### TASK TO CARRY OUT
Show, in full, each line of the data that contains "este".

### ENTRIES SHOWN
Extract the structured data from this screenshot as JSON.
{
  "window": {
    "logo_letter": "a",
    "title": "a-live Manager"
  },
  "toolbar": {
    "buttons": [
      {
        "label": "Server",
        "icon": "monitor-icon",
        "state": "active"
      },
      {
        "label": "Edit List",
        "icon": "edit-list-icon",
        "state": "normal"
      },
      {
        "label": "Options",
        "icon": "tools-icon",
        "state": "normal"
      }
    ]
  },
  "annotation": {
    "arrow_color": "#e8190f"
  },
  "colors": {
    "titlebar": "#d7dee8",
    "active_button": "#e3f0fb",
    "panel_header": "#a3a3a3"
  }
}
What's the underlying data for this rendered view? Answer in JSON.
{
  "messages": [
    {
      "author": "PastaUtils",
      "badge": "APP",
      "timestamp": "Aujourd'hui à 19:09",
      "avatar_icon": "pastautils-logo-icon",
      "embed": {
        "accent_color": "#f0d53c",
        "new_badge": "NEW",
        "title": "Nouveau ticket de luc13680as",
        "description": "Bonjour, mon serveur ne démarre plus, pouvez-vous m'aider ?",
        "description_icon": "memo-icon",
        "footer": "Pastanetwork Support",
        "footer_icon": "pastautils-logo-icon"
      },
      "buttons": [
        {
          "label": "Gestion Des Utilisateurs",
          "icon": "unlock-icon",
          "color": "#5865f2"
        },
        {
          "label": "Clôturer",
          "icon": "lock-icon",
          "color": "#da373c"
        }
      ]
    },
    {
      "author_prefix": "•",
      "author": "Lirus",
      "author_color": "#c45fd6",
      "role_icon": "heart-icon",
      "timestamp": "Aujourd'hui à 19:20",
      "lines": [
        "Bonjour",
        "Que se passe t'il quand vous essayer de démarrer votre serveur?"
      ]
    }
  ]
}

--

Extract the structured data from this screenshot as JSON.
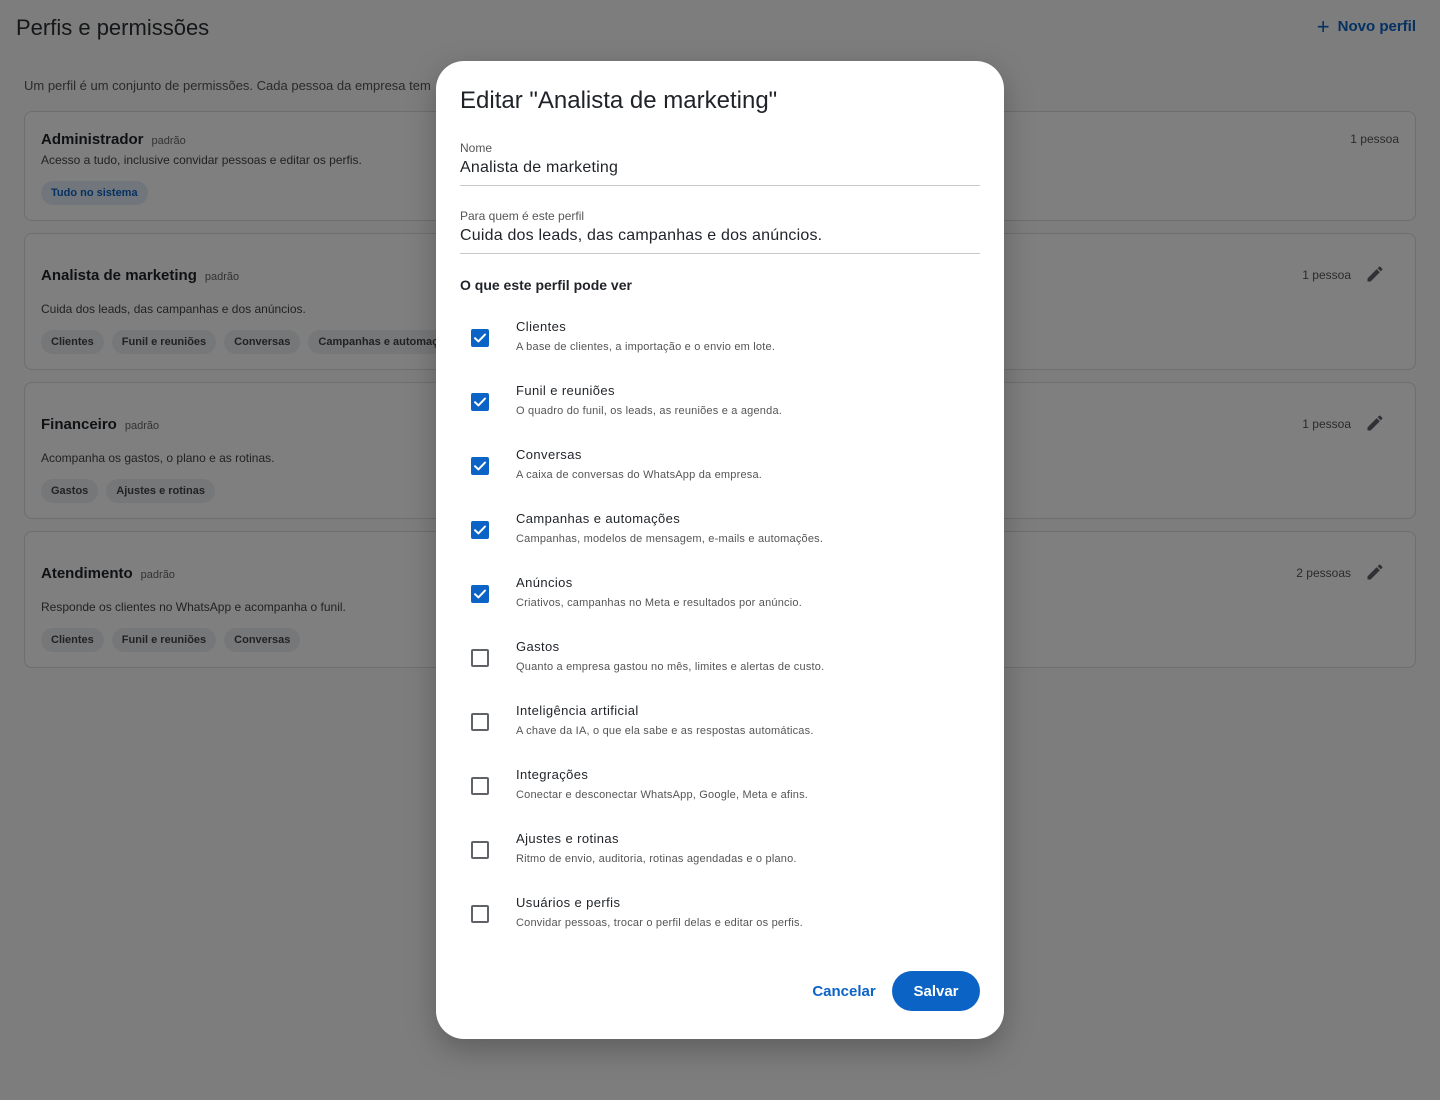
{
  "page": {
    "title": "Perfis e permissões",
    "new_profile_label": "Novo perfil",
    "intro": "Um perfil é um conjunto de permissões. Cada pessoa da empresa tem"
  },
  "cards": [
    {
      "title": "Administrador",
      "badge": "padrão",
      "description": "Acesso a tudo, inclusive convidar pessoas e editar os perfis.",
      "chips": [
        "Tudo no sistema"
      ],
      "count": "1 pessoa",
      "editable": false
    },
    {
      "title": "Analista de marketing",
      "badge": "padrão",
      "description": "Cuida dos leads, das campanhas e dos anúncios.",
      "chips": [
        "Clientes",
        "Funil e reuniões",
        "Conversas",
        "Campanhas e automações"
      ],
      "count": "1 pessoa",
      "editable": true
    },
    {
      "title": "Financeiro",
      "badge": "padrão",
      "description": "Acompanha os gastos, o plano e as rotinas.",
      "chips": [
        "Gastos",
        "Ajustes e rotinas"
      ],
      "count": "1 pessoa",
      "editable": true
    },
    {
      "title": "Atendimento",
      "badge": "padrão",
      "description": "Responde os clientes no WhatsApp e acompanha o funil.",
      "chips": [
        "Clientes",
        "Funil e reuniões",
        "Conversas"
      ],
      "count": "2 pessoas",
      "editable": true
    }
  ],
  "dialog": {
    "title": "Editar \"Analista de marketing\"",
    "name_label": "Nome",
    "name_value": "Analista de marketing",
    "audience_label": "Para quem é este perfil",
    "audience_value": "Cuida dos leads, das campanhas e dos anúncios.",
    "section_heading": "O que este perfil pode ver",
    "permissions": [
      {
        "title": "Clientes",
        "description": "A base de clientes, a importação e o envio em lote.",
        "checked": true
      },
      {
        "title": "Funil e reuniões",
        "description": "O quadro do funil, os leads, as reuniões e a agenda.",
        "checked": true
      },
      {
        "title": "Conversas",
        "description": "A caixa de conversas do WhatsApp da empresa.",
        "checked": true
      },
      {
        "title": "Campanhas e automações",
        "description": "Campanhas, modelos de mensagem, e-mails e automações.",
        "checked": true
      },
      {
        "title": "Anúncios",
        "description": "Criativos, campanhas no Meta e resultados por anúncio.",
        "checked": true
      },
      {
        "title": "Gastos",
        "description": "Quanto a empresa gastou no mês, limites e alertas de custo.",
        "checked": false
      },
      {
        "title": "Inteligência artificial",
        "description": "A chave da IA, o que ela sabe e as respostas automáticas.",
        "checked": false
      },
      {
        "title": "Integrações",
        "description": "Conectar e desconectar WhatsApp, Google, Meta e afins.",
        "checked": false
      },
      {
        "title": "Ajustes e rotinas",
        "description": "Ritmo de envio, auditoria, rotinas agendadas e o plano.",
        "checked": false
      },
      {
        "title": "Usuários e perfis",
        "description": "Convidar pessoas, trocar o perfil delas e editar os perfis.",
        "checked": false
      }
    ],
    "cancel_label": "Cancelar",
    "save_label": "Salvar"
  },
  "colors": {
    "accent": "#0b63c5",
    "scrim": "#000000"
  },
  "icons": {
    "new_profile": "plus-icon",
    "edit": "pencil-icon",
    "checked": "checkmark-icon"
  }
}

### FULL RESPONSE
    "audience_label": "Para quem é este perfil",
    "section_heading": "O que este perfil pode ver",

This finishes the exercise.